- _JOB_
Copy every line, leaving nothing out and adding nothing.

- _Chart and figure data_
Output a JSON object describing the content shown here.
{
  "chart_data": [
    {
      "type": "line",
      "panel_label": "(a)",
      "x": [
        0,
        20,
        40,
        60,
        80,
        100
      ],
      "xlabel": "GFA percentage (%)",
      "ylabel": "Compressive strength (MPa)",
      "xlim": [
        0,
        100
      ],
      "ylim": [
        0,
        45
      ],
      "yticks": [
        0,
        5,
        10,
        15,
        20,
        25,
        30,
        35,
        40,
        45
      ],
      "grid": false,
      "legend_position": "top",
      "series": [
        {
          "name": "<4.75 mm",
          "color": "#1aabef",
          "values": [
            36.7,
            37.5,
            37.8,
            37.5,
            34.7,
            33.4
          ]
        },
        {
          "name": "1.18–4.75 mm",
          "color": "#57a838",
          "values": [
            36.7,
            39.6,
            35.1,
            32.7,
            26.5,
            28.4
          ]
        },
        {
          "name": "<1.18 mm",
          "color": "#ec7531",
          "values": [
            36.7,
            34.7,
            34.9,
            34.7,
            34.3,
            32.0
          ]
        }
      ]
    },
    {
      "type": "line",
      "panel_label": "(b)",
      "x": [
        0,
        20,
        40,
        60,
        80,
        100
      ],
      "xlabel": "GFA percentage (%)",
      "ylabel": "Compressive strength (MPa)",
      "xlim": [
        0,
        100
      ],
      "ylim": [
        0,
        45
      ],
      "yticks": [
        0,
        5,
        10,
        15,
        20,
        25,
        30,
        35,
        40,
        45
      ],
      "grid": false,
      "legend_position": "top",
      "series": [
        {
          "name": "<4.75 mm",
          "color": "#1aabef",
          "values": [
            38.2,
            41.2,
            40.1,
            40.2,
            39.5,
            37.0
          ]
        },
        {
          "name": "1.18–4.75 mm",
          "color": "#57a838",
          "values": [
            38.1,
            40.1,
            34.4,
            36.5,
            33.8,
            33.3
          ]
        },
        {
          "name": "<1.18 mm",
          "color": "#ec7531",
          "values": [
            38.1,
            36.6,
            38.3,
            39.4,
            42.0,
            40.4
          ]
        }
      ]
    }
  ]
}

- _EXERCISE RESULT_
Output a JSON object describing the content shown here.
{
  "chart_data": [
    {
      "type": "line",
      "panel_label": "(a)",
      "x": [
        0,
        20,
        40,
        60,
        80,
        100
      ],
      "xlabel": "GFA percentage (%)",
      "ylabel": "Compressive strength (MPa)",
      "xlim": [
        0,
        100
      ],
      "ylim": [
        0,
        45
      ],
      "yticks": [
        0,
        5,
        10,
        15,
        20,
        25,
        30,
        35,
        40,
        45
      ],
      "grid": false,
      "legend_position": "top",
      "series": [
        {
          "name": "<4.75 mm",
          "color": "#1aabef",
          "values": [
            36.7,
            37.5,
            37.8,
            37.5,
            34.7,
            33.4
          ]
        },
        {
          "name": "1.18–4.75 mm",
          "color": "#57a838",
          "values": [
            36.7,
            39.6,
            35.1,
            32.7,
            26.5,
            28.4
          ]
        },
        {
          "name": "<1.18 mm",
          "color": "#ec7531",
          "values": [
            36.7,
            34.7,
            34.9,
            34.7,
            34.3,
            32.0
          ]
        }
      ]
    },
    {
      "type": "line",
      "panel_label": "(b)",
      "x": [
        0,
        20,
        40,
        60,
        80,
        100
      ],
      "xlabel": "GFA percentage (%)",
      "ylabel": "Compressive strength (MPa)",
      "xlim": [
        0,
        100
      ],
      "ylim": [
        0,
        45
      ],
      "yticks": [
        0,
        5,
        10,
        15,
        20,
        25,
        30,
        35,
        40,
        45
      ],
      "grid": false,
      "legend_position": "top",
      "series": [
        {
          "name": "<4.75 mm",
          "color": "#1aabef",
          "values": [
            38.2,
            41.2,
            40.1,
            40.2,
            39.5,
            37.0
          ]
        },
        {
          "name": "1.18–4.75 mm",
          "color": "#57a838",
          "values": [
            38.1,
            40.1,
            34.4,
            36.5,
            33.8,
            33.3
          ]
        },
        {
          "name": "<1.18 mm",
          "color": "#ec7531",
          "values": [
            38.1,
            36.6,
            38.3,
            39.4,
            42.0,
            40.4
          ]
        }
      ]
    }
  ]
}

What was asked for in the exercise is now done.